Extract every line that contains the string "heading".

*PROVIDED ENTRIES:*
↓↓↓
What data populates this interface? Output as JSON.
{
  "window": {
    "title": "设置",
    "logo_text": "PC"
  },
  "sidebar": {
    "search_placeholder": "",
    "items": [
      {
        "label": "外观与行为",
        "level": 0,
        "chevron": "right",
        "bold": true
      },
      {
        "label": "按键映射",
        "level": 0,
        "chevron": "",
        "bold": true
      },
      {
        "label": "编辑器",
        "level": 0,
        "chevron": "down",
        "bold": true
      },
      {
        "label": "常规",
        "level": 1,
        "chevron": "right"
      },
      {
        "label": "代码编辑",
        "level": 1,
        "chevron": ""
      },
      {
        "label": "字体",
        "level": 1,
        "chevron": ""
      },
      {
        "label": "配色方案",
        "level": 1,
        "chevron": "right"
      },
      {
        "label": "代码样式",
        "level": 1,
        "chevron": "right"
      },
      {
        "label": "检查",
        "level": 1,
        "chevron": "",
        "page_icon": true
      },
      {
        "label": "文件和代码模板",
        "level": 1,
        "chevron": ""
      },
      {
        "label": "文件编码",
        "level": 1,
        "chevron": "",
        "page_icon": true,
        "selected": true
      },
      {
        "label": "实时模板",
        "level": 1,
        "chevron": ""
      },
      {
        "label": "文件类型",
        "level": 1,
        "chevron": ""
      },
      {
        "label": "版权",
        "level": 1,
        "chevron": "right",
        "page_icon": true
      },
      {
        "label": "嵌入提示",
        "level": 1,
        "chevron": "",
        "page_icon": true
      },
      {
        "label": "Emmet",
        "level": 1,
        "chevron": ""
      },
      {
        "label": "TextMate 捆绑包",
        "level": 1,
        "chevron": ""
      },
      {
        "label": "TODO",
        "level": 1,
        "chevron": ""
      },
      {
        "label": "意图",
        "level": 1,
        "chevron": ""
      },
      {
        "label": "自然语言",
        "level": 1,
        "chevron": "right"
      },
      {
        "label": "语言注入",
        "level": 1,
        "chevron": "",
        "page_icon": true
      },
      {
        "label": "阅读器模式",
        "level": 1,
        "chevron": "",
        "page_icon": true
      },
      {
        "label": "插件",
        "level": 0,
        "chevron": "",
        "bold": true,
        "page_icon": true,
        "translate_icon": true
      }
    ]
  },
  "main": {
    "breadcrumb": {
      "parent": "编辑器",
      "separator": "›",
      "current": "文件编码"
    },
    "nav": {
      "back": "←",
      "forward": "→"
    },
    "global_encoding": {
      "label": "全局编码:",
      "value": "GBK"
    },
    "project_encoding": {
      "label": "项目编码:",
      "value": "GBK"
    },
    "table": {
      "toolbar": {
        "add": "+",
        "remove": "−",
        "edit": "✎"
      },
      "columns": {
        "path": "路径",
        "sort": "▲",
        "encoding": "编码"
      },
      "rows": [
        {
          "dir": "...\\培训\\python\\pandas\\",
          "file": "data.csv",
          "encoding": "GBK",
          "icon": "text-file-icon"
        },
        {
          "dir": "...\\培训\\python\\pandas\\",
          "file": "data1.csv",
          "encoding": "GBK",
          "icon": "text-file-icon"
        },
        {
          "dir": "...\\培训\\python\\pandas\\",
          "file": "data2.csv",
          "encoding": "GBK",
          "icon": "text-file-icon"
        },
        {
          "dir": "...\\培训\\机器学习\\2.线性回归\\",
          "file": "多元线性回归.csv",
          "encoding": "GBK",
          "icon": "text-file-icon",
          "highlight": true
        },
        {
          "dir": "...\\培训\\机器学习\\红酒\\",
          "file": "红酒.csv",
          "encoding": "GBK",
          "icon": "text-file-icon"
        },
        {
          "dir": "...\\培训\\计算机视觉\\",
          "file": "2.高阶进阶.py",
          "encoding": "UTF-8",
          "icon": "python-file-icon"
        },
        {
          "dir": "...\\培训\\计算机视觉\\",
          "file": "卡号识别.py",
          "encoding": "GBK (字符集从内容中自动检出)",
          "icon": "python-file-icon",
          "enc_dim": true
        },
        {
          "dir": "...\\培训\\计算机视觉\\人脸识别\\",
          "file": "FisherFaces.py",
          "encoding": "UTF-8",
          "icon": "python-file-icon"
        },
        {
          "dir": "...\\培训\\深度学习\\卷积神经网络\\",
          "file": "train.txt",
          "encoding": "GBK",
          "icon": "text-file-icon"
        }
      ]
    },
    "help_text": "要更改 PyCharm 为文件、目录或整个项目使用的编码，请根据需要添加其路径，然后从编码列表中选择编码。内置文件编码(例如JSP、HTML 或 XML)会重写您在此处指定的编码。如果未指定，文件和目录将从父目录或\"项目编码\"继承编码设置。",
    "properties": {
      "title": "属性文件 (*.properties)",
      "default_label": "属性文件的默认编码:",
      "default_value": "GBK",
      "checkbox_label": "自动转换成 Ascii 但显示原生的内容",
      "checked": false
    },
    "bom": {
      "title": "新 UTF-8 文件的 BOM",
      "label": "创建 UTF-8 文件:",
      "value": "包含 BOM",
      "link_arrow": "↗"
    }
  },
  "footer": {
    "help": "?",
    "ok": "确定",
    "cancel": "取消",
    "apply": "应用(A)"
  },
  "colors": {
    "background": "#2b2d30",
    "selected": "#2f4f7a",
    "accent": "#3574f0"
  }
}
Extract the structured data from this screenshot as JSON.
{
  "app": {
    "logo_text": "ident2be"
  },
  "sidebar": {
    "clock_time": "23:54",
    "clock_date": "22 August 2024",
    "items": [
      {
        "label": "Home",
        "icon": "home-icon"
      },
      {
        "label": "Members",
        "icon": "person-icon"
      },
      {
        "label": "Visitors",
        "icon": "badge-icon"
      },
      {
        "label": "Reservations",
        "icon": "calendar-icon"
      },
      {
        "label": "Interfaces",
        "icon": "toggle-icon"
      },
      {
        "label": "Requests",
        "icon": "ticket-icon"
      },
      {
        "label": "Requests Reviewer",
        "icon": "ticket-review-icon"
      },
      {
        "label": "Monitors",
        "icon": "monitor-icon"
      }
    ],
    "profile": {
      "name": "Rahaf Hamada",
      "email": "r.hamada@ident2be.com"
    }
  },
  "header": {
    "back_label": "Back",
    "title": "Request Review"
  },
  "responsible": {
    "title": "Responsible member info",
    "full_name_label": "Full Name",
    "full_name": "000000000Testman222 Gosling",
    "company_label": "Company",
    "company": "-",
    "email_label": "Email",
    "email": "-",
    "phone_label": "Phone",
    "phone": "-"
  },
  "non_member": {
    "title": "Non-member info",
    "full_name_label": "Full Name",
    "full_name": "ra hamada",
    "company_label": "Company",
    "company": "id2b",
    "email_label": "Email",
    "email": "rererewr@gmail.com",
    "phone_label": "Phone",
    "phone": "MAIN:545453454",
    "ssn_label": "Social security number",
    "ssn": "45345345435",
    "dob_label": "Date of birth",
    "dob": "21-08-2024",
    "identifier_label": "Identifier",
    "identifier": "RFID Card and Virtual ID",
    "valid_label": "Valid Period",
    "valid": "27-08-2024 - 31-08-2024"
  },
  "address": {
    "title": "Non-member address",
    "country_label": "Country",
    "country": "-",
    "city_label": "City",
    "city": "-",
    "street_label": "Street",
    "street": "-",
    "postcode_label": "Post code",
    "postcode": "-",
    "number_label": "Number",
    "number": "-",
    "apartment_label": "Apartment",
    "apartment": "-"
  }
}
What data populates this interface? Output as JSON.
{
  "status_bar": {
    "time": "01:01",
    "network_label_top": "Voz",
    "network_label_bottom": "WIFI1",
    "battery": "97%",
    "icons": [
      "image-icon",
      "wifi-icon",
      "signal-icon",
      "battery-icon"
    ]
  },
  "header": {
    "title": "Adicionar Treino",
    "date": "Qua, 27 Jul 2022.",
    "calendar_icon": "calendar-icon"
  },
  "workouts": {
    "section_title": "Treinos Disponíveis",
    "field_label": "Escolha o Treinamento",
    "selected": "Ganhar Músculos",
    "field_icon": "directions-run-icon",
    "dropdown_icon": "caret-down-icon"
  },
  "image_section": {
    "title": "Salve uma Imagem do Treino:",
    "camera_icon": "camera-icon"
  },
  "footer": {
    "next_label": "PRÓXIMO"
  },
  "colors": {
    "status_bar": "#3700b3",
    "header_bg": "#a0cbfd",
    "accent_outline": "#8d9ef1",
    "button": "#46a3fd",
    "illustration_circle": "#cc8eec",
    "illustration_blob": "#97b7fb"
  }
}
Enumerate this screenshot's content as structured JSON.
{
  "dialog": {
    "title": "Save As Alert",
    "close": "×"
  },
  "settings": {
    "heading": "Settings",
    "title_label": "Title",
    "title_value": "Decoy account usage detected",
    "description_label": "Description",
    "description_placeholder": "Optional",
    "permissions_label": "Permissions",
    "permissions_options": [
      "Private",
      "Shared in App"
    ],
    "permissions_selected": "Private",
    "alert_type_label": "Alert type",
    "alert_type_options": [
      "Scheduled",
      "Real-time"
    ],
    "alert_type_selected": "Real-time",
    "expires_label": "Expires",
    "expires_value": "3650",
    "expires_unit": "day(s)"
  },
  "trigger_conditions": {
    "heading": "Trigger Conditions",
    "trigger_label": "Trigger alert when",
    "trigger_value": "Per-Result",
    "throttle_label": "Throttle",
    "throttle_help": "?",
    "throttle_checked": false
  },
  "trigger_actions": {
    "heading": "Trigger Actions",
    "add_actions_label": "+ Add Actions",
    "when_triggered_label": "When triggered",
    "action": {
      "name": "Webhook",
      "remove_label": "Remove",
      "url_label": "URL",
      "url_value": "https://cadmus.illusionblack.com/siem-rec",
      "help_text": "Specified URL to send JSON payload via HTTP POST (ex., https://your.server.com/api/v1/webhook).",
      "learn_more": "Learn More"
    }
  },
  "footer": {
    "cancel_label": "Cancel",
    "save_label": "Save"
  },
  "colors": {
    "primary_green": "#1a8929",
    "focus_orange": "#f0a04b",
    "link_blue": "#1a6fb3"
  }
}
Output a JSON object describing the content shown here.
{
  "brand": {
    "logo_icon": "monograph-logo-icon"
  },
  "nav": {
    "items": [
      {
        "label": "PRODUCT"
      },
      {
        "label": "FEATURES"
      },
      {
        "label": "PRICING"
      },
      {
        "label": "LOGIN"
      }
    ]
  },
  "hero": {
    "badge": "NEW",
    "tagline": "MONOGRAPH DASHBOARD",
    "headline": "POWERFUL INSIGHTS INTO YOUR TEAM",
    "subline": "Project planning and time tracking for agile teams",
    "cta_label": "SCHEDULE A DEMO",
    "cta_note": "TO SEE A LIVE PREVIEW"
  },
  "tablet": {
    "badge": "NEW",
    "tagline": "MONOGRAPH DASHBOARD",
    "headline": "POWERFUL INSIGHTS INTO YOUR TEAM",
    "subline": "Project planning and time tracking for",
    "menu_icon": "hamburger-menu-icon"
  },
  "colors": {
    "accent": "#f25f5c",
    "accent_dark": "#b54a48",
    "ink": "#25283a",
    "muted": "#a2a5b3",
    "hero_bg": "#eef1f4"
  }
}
↑↑↑
*REPLY:*
    "heading": "Settings",
    "heading": "Trigger Conditions",
    "heading": "Trigger Actions",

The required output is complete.